## Your goal
Please copy the rows from the line with "voladizos-active-eq: = L" up to and including the line with "ultimate-states-title: Estados límites", keeping every character unchanged.

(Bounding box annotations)
►

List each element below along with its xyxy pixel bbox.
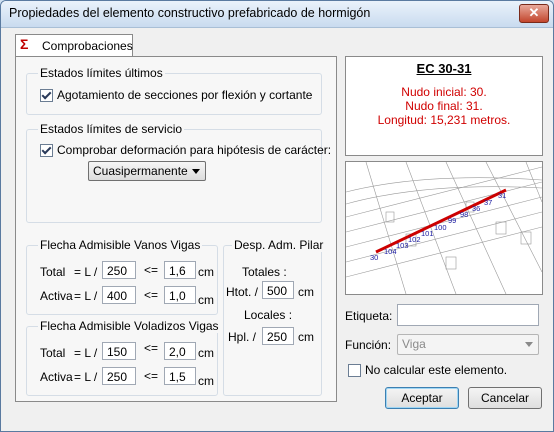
voladizos-active-eq: = L / <box>74 370 98 384</box>
dialog-window: Propiedades del elemento constructivo pr… <box>0 0 554 432</box>
node-label: 36 <box>472 204 480 213</box>
pilar-htot-unit: cm <box>298 285 314 299</box>
vanos-total-label: Total <box>40 265 66 279</box>
pilar-totales-label: Totales : <box>242 265 287 279</box>
accept-button[interactable]: Aceptar <box>385 387 459 409</box>
chevron-down-icon <box>192 169 200 174</box>
voladizos-active-input[interactable]: 250 <box>102 367 136 385</box>
deformation-check-checkbox[interactable] <box>40 144 53 157</box>
structure-drawing: 30 104 103 102 101 100 99 98 36 37 31 <box>346 162 542 294</box>
pilar-hpl-label: Hpl. / <box>228 330 257 344</box>
tab-label: Comprobaciones <box>42 39 133 53</box>
pilar-title: Desp. Adm. Pilar <box>232 238 326 252</box>
close-button[interactable]: ✕ <box>519 4 549 23</box>
element-name: EC 30-31 <box>416 61 472 76</box>
window-title: Propiedades del elemento constructivo pr… <box>9 6 371 20</box>
vanos-title: Flecha Admisible Vanos Vigas <box>38 238 203 252</box>
pilar-hpl-input[interactable]: 250 <box>262 327 294 345</box>
funcion-select-value: Viga <box>402 337 426 351</box>
chevron-down-icon <box>525 342 533 347</box>
vanos-total-unit: cm <box>198 265 214 279</box>
ultimate-states-title: Estados límites últimos <box>38 66 165 80</box>
service-states-title: Estados límites de servicio <box>38 122 185 136</box>
node-label: 101 <box>421 229 434 238</box>
vanos-active-label: Activa <box>40 289 73 303</box>
vanos-total-le: <= <box>144 263 159 277</box>
voladizos-active-le: <= <box>144 369 159 383</box>
hypothesis-select[interactable]: Cuasipermanente <box>88 161 206 181</box>
voladizos-total-unit: cm <box>198 346 214 360</box>
pilar-htot-label: Htot. / <box>226 285 259 299</box>
voladizos-total-le: <= <box>144 341 159 355</box>
node-label: 98 <box>460 210 468 219</box>
voladizos-total-eq: = L / <box>74 346 98 360</box>
voladizos-active-limit-input[interactable]: 1,5 <box>164 367 196 385</box>
pilar-htot-input[interactable]: 500 <box>262 281 294 299</box>
structure-3d-view[interactable]: 30 104 103 102 101 100 99 98 36 37 31 <box>345 161 543 295</box>
vanos-active-le: <= <box>144 288 159 302</box>
title-bar: Propiedades del elemento constructivo pr… <box>1 1 553 28</box>
voladizos-total-limit-input[interactable]: 2,0 <box>164 342 196 360</box>
voladizos-total-label: Total <box>40 346 66 360</box>
vanos-total-limit-input[interactable]: 1,6 <box>164 261 196 279</box>
node-label: 102 <box>408 235 421 244</box>
element-start-node: Nudo inicial: 30. <box>401 85 487 99</box>
node-label: 103 <box>396 241 409 250</box>
element-length: Longitud: 15,231 metros. <box>377 113 511 127</box>
cancel-button[interactable]: Cancelar <box>468 387 542 409</box>
vanos-active-unit: cm <box>198 293 214 307</box>
funcion-select[interactable]: Viga <box>397 334 539 355</box>
tab-comprobaciones[interactable]: Σ Comprobaciones <box>15 34 133 57</box>
etiqueta-label: Etiqueta: <box>345 309 393 323</box>
no-calc-label: No calcular este elemento. <box>365 363 508 377</box>
deformation-check-label: Comprobar deformación para hipótesis de … <box>57 143 332 157</box>
node-label: 100 <box>434 223 447 232</box>
etiqueta-input[interactable] <box>397 304 539 326</box>
pilar-locales-label: Locales : <box>244 308 293 322</box>
voladizos-active-unit: cm <box>198 374 214 388</box>
voladizos-active-label: Activa <box>40 370 73 384</box>
vanos-active-limit-input[interactable]: 1,0 <box>164 286 196 304</box>
sigma-icon: Σ <box>20 36 29 52</box>
no-calc-checkbox[interactable] <box>348 364 361 377</box>
funcion-label: Función: <box>345 338 392 352</box>
vanos-total-eq: = L / <box>74 265 98 279</box>
pilar-hpl-unit: cm <box>298 330 314 344</box>
node-label: 104 <box>384 247 397 256</box>
hypothesis-select-value: Cuasipermanente <box>93 164 188 178</box>
node-label: 31 <box>498 191 506 200</box>
vanos-active-eq: = L / <box>74 289 98 303</box>
vanos-total-input[interactable]: 250 <box>102 261 136 279</box>
ultimate-check-label: Agotamiento de secciones por flexión y c… <box>57 88 313 102</box>
node-label: 37 <box>484 198 492 207</box>
element-info-box: EC 30-31 Nudo inicial: 30. Nudo final: 3… <box>345 56 543 156</box>
checks-panel: Estados límites últimos Agotamiento de s… <box>15 56 337 402</box>
node-label: 30 <box>370 253 378 262</box>
element-end-node: Nudo final: 31. <box>405 99 483 113</box>
vanos-active-input[interactable]: 400 <box>102 286 136 304</box>
node-label: 99 <box>448 216 456 225</box>
ultimate-check-checkbox[interactable] <box>40 89 53 102</box>
voladizos-title: Flecha Admisible Voladizos Vigas <box>38 319 221 333</box>
voladizos-total-input[interactable]: 150 <box>102 342 136 360</box>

◄

## The output
voladizos-active-eq: = L / <box>74 370 98 384</box>
dialog-window: Propiedades del elemento constructivo pr… <box>0 0 554 432</box>
node-label: 36 <box>472 204 480 213</box>
pilar-htot-unit: cm <box>298 285 314 299</box>
vanos-total-label: Total <box>40 265 66 279</box>
pilar-totales-label: Totales : <box>242 265 287 279</box>
accept-button[interactable]: Aceptar <box>385 387 459 409</box>
chevron-down-icon <box>192 169 200 174</box>
voladizos-active-input[interactable]: 250 <box>102 367 136 385</box>
deformation-check-checkbox[interactable] <box>40 144 53 157</box>
structure-drawing: 30 104 103 102 101 100 99 98 36 37 31 <box>346 162 542 294</box>
pilar-hpl-label: Hpl. / <box>228 330 257 344</box>
tab-label: Comprobaciones <box>42 39 133 53</box>
pilar-title: Desp. Adm. Pilar <box>232 238 326 252</box>
close-button[interactable]: ✕ <box>519 4 549 23</box>
element-name: EC 30-31 <box>416 61 472 76</box>
window-title: Propiedades del elemento constructivo pr… <box>9 6 371 20</box>
vanos-title: Flecha Admisible Vanos Vigas <box>38 238 203 252</box>
pilar-hpl-input[interactable]: 250 <box>262 327 294 345</box>
funcion-select-value: Viga <box>402 337 426 351</box>
chevron-down-icon <box>525 342 533 347</box>
vanos-total-unit: cm <box>198 265 214 279</box>
ultimate-states-title: Estados límites últimos <box>38 66 165 80</box>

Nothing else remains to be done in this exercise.